◆ **What needs to be done**: Search the records below for the word "Filtered" and show every line where it occurs.

____

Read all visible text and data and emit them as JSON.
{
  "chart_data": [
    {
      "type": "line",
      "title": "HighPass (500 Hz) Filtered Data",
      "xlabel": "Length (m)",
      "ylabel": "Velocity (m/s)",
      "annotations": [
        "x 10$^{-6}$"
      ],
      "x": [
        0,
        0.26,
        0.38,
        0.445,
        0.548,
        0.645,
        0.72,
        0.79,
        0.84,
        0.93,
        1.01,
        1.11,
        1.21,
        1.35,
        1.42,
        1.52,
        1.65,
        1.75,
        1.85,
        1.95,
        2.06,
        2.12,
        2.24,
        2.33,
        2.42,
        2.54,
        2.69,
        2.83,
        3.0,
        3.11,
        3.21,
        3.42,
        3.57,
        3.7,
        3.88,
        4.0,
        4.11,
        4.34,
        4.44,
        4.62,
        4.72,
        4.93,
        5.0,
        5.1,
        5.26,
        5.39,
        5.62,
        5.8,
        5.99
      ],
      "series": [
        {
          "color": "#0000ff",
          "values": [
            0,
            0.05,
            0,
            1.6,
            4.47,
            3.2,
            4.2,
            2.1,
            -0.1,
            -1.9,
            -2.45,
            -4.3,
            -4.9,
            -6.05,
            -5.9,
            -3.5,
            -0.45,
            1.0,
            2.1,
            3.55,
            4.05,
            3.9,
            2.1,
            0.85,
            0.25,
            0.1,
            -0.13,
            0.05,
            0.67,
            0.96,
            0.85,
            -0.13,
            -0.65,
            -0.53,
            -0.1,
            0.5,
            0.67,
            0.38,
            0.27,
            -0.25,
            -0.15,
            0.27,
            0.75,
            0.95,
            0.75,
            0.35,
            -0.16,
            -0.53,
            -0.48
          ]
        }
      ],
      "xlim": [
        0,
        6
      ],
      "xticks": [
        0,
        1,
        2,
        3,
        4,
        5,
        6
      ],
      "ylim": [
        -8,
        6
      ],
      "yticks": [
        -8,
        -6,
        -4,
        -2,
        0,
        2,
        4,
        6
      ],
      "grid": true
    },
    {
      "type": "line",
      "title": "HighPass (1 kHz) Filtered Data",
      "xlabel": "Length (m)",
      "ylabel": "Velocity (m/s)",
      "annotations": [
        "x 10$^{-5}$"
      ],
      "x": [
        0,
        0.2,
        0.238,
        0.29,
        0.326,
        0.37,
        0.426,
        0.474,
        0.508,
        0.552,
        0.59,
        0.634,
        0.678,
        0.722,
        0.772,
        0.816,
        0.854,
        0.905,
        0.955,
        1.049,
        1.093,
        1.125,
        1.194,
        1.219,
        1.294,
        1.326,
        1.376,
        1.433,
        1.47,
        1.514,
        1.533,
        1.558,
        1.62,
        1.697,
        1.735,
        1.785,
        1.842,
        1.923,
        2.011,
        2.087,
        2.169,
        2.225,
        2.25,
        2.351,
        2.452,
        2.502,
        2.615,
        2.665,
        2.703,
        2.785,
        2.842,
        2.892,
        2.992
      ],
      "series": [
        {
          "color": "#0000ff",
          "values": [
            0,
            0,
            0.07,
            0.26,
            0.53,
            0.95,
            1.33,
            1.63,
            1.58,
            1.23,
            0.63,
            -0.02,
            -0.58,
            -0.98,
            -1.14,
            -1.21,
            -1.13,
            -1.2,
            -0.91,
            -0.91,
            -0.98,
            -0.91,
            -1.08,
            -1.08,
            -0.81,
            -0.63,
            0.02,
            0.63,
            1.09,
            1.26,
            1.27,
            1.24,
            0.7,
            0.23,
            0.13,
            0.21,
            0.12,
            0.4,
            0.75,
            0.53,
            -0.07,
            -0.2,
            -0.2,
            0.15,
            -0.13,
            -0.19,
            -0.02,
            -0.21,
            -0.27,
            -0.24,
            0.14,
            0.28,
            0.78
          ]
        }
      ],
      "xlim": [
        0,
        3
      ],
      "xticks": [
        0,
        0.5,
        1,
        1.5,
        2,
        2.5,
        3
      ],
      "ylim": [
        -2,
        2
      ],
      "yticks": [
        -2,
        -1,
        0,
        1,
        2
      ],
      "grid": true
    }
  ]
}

____

◆ **Exercise answer**:
      "title": "HighPass (500 Hz) Filtered Data",
      "title": "HighPass (1 kHz) Filtered Data",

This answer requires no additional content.